ZOOM · Luis Miguel Fuentes


Profetas de Dagón

 

“Jóvenes que pusieron a Dios en primer lugar”, decía, escalofriante y estúpida, la portada de la revista ¡Despertad! el 22 de mayo de 1994. En ella, las fotos de tres niños, sonrientes, blandos bocados de nube para un dios que ve pecado en la sangre y sin embargo se alimenta de sangre. Niños de 12 a 15 años que murieron por no aceptar transfusiones. Héroes para los fanáticos testigos de Jehová. Ellos no lo saben pero han vuelto a Babilonia. Los huesos de los niños sacrificados a Baal hacen pareja blanca y espantosa con los niños desangrados que se ofrecen entre velos de hospital al dios de Abraham y de Jacob, con su corazón de esponja y su calavera como una copa pequeña.

La poderosa Sociedad Watchtower, ese gran negocio de vendedores de biblias, se inventó una religión para necios, malcasadas y desilusionados. Un infantil primitivismo de dioses con sandalias y paraísos de viñedos. Nada muy diferente de otras religiones, al fin y al cabo. Salvo que no todas las religiones dejan morir a los hijos por un verso escrito en una caverna. Tiempo hubo en que yo intentaba, armado de ciencia y filosofía, discutir deportivamente con estos testigos de Jehová. Pero nada puede la razón ante la palabra del Altísimo. La pulsión emocional anula toda lógica. Sólo a través del pathos se llega a la Salvación. La superstición sucia de la sangre, que viene de los pastores y los menstruos, no necesita más justificación que la voz del que todo lo puede. También dice la Biblia que no se hervirá un cabritillo en la leche de su madre. No hay ninguna razón para que ello sea así, pero está escrito. No hay lugar para la reflexión ética cuando la ley moral está esculpida en piedra por un rayo. Y si un inocente tiene que morir por esa ley, se acepta como la tormenta. Para resignarse ante esa evidencia, sólo hay que ser lo suficientemente imbécil.

# # #

APLICA LO LEÍDO:
(a) Decide si cada afirmación concuerda con la columna y justifica cada sí o no con una cita literal de ella. (i) La portada de ¡Despertad! del 22 de mayo de 1994 mostraba fotos de tres niños. (ii) Los niños de esa portada tenían entre 12 y 15 años. (iii) La columna presenta a la Sociedad Watchtower como una entidad sin fines comerciales.
(b) Prosigue, por favor, la columna sobre los testigos de Jehová a partir de su última oración.

[Ítems de una fuente de datos]
# # #

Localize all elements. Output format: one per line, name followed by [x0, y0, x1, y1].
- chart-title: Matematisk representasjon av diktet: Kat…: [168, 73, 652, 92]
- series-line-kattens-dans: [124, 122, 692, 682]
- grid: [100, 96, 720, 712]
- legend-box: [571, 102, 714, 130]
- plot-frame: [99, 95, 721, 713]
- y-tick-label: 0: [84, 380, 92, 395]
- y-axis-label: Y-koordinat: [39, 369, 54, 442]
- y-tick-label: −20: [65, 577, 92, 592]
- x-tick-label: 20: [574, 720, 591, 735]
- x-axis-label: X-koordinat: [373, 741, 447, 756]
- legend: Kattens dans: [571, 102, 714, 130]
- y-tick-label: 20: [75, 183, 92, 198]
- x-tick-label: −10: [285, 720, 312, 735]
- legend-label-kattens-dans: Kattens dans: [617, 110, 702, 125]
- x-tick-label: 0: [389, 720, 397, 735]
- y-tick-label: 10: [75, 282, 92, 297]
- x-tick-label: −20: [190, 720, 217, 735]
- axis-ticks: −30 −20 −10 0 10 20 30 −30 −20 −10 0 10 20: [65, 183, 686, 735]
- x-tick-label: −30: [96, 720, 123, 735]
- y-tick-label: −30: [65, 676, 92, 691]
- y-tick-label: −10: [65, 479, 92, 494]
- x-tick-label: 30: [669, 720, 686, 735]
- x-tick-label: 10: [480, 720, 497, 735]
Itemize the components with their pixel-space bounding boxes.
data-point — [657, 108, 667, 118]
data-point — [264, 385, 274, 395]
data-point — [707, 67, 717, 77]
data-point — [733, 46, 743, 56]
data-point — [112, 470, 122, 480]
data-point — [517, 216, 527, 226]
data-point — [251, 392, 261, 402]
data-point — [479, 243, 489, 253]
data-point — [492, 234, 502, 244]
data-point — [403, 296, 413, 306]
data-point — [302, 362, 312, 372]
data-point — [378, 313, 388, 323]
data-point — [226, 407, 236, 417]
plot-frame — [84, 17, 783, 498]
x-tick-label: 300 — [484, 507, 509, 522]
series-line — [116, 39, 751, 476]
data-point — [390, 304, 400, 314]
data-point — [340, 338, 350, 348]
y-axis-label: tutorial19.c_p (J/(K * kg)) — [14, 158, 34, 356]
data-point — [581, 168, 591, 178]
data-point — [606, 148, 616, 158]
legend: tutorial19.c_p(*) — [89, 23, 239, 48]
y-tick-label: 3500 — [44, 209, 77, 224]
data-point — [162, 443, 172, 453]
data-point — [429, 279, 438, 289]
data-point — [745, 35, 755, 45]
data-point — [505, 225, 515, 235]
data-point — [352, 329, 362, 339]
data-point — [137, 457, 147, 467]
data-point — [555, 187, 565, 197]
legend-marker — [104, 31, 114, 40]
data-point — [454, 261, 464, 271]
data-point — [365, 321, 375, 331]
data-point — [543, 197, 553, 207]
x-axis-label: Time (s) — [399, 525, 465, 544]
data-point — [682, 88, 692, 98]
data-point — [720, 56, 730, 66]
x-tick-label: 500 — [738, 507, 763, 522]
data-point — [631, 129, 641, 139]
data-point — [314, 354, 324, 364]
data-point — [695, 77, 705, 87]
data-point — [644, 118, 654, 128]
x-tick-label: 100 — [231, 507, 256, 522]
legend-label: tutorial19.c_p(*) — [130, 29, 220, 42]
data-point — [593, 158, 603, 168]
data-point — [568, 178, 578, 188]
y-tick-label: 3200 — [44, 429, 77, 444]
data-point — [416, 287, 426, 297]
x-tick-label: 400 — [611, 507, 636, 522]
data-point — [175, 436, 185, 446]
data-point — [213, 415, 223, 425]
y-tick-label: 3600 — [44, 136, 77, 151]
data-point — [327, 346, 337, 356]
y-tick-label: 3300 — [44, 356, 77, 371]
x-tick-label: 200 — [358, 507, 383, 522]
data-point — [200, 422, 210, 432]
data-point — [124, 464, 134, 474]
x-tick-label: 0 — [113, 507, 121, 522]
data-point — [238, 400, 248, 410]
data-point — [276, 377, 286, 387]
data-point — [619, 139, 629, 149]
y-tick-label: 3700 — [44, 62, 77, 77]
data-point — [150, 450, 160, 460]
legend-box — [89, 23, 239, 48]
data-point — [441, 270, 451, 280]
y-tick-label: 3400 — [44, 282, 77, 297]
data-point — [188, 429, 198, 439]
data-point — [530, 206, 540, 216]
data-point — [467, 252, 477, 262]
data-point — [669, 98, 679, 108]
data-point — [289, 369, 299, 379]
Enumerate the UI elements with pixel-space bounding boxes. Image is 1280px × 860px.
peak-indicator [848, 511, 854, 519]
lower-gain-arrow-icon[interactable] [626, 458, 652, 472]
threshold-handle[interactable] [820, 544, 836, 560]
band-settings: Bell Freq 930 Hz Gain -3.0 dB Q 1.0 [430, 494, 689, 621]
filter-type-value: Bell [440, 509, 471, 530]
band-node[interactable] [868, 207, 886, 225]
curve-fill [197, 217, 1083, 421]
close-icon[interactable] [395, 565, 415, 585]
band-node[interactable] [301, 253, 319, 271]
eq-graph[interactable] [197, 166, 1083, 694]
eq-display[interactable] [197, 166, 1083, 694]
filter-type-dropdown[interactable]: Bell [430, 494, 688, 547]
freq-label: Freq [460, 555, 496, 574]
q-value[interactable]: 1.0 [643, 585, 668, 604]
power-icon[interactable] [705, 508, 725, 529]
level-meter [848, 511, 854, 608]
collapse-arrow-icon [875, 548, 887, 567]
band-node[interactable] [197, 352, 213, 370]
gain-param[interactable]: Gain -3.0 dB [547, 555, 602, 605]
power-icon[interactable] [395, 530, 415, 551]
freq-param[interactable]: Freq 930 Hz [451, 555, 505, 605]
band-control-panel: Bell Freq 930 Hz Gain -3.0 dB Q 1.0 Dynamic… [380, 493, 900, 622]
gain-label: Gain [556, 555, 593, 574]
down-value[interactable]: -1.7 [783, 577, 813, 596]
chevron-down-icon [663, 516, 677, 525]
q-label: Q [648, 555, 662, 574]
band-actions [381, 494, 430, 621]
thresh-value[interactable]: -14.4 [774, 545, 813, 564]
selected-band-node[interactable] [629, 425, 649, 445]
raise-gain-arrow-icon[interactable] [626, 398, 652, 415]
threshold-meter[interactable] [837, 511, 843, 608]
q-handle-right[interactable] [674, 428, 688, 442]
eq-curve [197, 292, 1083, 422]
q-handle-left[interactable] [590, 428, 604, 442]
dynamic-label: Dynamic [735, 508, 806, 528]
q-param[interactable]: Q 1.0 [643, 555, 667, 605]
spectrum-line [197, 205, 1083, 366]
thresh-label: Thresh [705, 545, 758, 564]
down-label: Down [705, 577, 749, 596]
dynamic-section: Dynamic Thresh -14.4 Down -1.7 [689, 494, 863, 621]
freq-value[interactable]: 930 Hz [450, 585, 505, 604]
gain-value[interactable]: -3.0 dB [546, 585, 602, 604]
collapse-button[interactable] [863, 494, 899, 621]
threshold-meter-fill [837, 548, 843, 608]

# # #

RESPUESTAS:
(a)
(i) Sí: «En ella, las fotos de tres niños».
(ii) Sí: «Niños de 12 a 15 años que murieron por no aceptar transfusiones».
(iii) No: «ese gran negocio de vendedores de biblias».

(b)
No pretendo hacer una crítica de esta religión de simples hecha por almacenistas. Por otro lado, cualquier adulto es libre de dejarse castrar o matar por su dios o su patria o el mito que elija, si eso le satisface. Lo que me parece espeluznante es nuestro Tribunal Constitucional haciendo de profetas de Dagón y sollamando el puñal para sacrificar dulcemente a un niño. La libertad religiosa, dicen. O el fin de la civilización, quizá, para dejar paso a todos los dioses caníbales y sus tribus. Los argumentos del TC tienen el mismo valor que los de los idiotas que dicen que “todas las opiniones son respetables”. El Constitucional ha reventado la universalidad de los Derechos Humanos para poner por encima las locuras de una secta de alucinados. Cualquier crimen, tortura, amputación, violación o degollamiento podrá ser posible, pues estos doctos señores han rubricado que las leyes de los hombres no son nada ante las de los dioses. Apoyados en esta pavorosa jurisprudencia, pronto algunos exigirán la misma comprensión para la ablación clitórica, la lapidación o las palizas a la mujer. Vamos peligrosamente hacia ese “relativismo absoluto” en el que muere la ética y reinan los dioses salvajes de la sangre, que son todos.

“Jóvenes que pusieron a Dios en primer lugar”, decía el asqueroso panfleto de los testigos de Jehová. Ahora, estos jueces han hecho lo mismo, dejando detrás un cadáver palidísimo y muy feliz de no ofender a su deidad. La secta en cuestión anda encantada, y otras afilan ya los cuchillos. En Babilonia, solían matar a un recién nacido para echarlo a los cimientos de una casa nueva. En los sótanos del Constitucional, todavía caben muchos más niños muertos y sonrientes. Baal-Dagón les recompensará por ello con victorias en las batallas, buenas cosechas e hijos numerosos.